== DIRECTIVE ==
Scan the material below for the string "solid", and copy every line where it shows up.

== EXTRACTED RECORDS ==
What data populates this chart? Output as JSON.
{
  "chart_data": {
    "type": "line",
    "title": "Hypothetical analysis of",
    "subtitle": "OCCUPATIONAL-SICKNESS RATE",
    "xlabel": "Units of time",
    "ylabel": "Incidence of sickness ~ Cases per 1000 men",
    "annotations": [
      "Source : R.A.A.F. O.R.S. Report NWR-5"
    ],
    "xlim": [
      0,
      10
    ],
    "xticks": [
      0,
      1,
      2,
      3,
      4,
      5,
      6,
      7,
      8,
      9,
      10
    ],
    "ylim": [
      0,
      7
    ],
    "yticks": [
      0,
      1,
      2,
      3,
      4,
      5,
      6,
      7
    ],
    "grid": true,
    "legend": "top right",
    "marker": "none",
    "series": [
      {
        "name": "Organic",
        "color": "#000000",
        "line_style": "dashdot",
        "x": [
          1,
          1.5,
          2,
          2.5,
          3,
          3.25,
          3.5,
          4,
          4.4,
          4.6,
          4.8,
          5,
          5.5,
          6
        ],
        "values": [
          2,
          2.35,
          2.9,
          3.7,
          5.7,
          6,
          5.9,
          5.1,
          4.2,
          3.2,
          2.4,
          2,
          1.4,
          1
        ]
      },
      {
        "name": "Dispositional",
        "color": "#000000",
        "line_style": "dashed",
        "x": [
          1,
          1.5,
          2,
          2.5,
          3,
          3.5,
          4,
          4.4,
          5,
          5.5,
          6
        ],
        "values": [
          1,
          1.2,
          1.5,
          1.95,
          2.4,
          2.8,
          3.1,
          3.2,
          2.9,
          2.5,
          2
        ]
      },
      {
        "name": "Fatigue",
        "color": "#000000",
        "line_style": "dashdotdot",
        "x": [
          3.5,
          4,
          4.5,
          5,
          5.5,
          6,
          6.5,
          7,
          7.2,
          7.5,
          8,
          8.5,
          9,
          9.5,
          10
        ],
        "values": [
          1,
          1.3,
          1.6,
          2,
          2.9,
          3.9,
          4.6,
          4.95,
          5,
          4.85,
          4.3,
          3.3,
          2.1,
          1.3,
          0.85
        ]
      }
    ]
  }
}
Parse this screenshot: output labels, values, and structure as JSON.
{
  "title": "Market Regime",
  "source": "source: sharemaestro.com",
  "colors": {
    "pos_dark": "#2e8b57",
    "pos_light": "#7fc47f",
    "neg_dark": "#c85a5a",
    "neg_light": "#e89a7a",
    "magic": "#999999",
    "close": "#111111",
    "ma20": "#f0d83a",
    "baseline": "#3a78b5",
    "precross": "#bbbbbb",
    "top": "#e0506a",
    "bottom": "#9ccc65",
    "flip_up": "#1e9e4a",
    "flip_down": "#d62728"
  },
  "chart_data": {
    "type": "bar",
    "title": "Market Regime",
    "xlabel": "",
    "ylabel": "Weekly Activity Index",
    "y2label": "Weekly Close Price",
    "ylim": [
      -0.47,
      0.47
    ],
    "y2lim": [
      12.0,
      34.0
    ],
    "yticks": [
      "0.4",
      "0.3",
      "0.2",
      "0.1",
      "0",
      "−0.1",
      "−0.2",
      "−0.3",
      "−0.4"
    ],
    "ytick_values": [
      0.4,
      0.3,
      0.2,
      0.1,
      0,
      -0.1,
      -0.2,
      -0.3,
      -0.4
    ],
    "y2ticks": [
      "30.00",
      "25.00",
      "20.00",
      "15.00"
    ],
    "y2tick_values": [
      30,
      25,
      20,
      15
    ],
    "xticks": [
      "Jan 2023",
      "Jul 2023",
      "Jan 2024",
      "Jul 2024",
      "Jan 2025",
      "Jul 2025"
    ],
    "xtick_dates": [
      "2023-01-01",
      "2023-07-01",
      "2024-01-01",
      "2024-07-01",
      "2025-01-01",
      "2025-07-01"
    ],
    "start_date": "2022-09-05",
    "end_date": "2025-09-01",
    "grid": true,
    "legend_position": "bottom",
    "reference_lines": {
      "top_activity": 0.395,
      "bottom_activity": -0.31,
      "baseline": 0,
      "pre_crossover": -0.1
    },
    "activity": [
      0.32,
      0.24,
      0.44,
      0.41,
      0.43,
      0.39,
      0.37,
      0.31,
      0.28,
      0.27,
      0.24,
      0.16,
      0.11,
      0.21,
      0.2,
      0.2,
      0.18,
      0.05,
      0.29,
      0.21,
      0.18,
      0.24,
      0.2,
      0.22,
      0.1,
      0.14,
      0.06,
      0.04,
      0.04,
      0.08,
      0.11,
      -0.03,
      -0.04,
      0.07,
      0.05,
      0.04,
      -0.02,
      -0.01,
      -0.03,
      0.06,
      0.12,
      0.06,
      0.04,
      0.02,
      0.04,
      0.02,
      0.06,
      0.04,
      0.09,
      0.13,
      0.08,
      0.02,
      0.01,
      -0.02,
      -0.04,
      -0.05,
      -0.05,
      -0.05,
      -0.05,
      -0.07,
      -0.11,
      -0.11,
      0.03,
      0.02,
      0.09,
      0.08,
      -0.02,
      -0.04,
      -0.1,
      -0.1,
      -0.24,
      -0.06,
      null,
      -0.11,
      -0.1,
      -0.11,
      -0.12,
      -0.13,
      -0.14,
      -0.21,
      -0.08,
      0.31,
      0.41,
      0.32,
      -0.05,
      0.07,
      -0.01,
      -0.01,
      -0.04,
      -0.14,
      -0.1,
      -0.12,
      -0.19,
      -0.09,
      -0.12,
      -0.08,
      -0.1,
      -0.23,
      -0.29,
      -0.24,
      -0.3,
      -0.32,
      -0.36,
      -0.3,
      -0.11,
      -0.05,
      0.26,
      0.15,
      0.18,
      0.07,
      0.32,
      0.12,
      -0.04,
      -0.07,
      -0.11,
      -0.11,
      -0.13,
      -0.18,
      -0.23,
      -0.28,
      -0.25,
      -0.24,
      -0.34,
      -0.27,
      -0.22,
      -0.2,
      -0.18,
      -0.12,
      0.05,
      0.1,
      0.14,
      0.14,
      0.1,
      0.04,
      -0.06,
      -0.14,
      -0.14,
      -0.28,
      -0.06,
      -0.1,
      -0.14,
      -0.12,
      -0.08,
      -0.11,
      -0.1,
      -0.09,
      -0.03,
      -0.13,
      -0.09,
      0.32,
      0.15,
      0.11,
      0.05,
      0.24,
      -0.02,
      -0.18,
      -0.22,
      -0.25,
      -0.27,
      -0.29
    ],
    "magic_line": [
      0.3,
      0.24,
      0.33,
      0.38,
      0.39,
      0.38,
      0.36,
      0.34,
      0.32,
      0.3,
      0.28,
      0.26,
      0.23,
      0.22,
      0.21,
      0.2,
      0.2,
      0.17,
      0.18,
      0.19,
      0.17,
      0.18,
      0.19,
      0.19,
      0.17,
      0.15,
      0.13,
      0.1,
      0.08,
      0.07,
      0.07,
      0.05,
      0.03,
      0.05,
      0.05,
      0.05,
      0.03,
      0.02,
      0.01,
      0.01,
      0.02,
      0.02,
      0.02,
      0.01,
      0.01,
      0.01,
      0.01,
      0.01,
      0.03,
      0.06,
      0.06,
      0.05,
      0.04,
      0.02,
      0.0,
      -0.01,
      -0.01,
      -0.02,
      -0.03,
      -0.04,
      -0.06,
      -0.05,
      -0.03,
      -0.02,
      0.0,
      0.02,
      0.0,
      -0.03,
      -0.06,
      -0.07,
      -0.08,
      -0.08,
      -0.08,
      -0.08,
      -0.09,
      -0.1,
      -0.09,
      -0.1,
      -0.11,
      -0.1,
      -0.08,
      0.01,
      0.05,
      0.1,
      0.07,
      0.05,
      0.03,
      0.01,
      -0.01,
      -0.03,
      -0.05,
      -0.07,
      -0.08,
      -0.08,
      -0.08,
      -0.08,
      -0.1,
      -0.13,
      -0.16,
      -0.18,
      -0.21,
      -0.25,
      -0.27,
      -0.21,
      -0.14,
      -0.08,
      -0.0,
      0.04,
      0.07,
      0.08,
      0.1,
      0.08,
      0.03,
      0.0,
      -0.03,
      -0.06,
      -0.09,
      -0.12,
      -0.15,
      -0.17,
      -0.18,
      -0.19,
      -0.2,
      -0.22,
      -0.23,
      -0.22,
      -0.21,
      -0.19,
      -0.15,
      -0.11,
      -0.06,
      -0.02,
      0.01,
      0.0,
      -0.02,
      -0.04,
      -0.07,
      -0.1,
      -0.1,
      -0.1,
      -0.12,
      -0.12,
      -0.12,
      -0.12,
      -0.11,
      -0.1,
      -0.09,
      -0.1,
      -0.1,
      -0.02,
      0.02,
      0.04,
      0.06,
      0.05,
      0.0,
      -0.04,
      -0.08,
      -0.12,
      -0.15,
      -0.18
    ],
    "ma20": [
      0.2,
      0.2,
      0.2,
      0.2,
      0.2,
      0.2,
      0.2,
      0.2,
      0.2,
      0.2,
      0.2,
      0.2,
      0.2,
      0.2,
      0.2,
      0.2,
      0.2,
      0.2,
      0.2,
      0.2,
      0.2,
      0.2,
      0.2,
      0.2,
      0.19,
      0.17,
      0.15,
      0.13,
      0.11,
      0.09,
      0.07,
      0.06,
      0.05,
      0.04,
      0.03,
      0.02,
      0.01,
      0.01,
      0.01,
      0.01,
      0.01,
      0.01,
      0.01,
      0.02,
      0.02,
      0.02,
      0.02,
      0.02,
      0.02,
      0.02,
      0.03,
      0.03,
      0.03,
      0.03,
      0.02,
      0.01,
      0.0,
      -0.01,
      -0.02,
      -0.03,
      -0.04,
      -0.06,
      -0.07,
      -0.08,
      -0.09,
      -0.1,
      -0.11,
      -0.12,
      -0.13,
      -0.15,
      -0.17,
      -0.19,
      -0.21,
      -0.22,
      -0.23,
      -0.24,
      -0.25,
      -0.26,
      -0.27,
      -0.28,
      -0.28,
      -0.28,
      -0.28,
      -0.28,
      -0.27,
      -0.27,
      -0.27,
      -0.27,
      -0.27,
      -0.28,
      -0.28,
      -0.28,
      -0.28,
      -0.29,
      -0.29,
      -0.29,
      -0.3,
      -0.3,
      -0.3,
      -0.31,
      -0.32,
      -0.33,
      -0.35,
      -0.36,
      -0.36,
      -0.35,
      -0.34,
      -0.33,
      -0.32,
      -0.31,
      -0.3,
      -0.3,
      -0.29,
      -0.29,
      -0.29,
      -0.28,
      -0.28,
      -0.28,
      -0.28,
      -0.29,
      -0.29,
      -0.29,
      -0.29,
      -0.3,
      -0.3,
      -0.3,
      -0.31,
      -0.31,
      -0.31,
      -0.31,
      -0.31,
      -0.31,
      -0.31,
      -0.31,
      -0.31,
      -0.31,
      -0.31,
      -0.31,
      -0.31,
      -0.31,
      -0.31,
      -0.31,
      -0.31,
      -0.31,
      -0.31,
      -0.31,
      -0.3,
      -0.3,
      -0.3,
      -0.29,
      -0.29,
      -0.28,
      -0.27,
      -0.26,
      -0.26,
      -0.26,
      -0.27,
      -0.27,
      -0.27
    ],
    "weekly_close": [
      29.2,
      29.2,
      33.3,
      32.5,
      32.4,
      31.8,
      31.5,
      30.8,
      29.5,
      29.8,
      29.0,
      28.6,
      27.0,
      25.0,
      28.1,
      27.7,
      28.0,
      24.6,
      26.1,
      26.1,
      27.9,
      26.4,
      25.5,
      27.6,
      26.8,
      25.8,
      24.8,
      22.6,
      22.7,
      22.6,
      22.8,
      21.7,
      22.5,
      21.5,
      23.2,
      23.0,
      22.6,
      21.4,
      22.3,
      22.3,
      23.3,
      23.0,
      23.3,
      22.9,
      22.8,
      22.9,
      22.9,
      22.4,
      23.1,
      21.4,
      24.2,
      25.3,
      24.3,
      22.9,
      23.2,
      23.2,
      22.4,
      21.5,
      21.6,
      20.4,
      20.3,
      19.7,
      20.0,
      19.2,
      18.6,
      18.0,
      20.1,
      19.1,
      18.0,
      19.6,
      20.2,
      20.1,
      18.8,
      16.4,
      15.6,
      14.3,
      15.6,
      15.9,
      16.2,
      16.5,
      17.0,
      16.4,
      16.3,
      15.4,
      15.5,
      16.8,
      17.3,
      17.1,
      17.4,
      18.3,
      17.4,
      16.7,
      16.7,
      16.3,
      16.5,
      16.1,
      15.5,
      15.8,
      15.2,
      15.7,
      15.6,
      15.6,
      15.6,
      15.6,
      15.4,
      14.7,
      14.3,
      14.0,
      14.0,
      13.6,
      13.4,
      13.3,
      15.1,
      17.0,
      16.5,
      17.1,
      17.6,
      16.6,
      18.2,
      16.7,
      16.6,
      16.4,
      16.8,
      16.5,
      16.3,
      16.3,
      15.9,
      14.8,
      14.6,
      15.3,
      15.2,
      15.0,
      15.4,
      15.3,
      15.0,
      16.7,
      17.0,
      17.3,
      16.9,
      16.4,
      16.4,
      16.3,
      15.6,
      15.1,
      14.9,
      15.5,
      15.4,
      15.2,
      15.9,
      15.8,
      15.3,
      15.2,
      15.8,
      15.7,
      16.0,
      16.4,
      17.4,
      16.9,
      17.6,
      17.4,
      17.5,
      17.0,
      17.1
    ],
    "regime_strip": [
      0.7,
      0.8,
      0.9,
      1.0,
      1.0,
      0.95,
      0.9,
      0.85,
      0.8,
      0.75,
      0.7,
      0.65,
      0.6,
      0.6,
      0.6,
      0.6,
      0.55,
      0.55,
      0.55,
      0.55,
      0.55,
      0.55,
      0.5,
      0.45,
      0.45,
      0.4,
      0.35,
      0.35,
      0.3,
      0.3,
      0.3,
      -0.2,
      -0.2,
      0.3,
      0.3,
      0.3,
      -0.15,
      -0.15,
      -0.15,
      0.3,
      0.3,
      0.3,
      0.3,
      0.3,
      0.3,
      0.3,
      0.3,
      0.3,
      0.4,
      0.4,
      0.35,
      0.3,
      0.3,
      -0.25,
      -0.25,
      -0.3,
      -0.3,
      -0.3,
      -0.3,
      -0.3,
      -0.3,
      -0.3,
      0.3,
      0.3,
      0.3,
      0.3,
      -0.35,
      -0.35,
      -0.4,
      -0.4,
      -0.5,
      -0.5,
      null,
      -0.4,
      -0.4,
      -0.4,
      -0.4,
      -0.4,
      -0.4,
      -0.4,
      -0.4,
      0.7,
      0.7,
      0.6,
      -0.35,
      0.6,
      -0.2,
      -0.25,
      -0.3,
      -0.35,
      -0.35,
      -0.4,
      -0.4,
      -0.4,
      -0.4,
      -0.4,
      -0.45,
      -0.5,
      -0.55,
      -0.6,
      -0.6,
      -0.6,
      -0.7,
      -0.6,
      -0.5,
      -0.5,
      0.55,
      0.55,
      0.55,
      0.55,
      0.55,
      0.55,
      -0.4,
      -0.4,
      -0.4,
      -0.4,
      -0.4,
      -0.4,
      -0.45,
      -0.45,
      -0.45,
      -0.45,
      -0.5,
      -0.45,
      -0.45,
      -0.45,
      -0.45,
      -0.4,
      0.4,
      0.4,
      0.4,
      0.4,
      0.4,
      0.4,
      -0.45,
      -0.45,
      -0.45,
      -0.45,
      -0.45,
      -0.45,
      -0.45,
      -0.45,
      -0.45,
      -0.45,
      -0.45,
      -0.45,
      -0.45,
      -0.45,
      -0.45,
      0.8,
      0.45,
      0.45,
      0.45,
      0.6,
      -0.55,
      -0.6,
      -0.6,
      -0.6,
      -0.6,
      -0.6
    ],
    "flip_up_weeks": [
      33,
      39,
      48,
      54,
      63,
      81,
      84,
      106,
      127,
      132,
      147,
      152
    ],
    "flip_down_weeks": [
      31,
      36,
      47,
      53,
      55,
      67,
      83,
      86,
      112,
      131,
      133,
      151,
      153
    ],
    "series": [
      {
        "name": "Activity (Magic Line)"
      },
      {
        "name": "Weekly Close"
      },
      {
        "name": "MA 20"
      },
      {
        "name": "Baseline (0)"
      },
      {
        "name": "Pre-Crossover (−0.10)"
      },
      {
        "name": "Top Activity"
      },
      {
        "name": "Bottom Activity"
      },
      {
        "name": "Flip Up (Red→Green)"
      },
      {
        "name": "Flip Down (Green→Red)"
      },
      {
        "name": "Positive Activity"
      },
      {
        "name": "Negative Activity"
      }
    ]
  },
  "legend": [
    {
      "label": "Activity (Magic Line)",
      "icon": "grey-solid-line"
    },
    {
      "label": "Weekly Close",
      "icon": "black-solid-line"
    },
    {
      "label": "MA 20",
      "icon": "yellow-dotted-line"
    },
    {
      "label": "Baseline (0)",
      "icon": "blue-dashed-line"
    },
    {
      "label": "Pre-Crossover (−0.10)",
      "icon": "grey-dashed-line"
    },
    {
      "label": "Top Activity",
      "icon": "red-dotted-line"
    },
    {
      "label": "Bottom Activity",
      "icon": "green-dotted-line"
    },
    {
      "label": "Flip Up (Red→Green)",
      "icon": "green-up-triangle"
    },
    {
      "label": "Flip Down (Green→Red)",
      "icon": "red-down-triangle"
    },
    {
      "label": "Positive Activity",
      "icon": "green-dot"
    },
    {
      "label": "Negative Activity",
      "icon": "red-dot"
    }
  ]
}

== REPLY ==
      "icon": "grey-solid-line"
      "icon": "black-solid-line"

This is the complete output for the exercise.